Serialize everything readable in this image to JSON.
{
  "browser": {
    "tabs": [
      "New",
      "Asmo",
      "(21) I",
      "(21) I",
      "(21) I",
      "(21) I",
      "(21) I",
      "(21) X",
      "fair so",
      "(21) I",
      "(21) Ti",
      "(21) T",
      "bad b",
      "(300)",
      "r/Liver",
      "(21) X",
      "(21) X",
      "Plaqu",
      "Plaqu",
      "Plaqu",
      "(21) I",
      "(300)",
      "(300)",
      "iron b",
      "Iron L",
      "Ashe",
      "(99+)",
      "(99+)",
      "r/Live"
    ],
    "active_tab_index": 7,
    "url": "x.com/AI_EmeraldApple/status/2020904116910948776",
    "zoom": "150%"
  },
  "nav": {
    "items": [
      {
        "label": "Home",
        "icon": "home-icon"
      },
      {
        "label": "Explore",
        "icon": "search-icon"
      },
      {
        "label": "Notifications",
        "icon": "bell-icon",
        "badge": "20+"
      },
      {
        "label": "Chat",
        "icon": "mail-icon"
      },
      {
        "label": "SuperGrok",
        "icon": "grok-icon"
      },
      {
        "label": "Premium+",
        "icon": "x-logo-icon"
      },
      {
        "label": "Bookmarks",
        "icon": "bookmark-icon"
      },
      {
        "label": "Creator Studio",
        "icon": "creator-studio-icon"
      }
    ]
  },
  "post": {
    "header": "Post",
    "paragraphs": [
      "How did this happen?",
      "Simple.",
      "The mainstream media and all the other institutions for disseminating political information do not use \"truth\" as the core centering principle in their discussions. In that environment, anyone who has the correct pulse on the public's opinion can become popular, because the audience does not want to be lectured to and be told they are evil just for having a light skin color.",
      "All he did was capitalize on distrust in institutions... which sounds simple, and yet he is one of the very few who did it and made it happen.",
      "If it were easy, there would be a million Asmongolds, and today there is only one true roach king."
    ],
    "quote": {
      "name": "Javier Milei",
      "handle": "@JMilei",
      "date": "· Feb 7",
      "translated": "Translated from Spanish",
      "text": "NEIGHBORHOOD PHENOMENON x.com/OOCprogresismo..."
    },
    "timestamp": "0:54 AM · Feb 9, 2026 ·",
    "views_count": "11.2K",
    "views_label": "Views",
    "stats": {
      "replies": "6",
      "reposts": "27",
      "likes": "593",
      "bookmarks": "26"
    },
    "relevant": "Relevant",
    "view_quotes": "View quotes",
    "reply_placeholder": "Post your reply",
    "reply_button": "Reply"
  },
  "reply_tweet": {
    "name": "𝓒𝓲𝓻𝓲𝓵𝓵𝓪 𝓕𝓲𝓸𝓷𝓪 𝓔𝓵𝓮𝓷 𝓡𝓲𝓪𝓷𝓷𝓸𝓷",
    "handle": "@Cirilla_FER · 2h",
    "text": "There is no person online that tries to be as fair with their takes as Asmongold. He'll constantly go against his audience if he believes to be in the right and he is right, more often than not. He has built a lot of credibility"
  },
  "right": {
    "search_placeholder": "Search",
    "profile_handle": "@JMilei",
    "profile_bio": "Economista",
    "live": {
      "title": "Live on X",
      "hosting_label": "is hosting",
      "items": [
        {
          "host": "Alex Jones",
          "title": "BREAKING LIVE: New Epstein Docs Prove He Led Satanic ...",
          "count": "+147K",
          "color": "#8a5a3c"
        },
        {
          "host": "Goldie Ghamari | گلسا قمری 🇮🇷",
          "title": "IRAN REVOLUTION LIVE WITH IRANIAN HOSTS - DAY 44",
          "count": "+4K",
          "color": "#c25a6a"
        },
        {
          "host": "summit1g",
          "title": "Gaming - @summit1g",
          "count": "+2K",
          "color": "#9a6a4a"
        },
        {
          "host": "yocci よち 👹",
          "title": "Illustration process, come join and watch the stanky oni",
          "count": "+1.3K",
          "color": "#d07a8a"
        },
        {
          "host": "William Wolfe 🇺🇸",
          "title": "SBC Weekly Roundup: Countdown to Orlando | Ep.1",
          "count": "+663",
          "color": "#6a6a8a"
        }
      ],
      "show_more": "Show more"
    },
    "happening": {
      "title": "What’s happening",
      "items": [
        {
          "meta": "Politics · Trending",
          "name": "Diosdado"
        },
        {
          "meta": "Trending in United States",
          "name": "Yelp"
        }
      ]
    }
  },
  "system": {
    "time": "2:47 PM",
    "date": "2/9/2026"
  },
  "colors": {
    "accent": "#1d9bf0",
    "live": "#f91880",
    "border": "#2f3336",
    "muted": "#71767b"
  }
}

== == ==

**Task prompt:** Among the records above, how many lines carry the string "Trending"? Reply with the number alone.

**Full output:** 2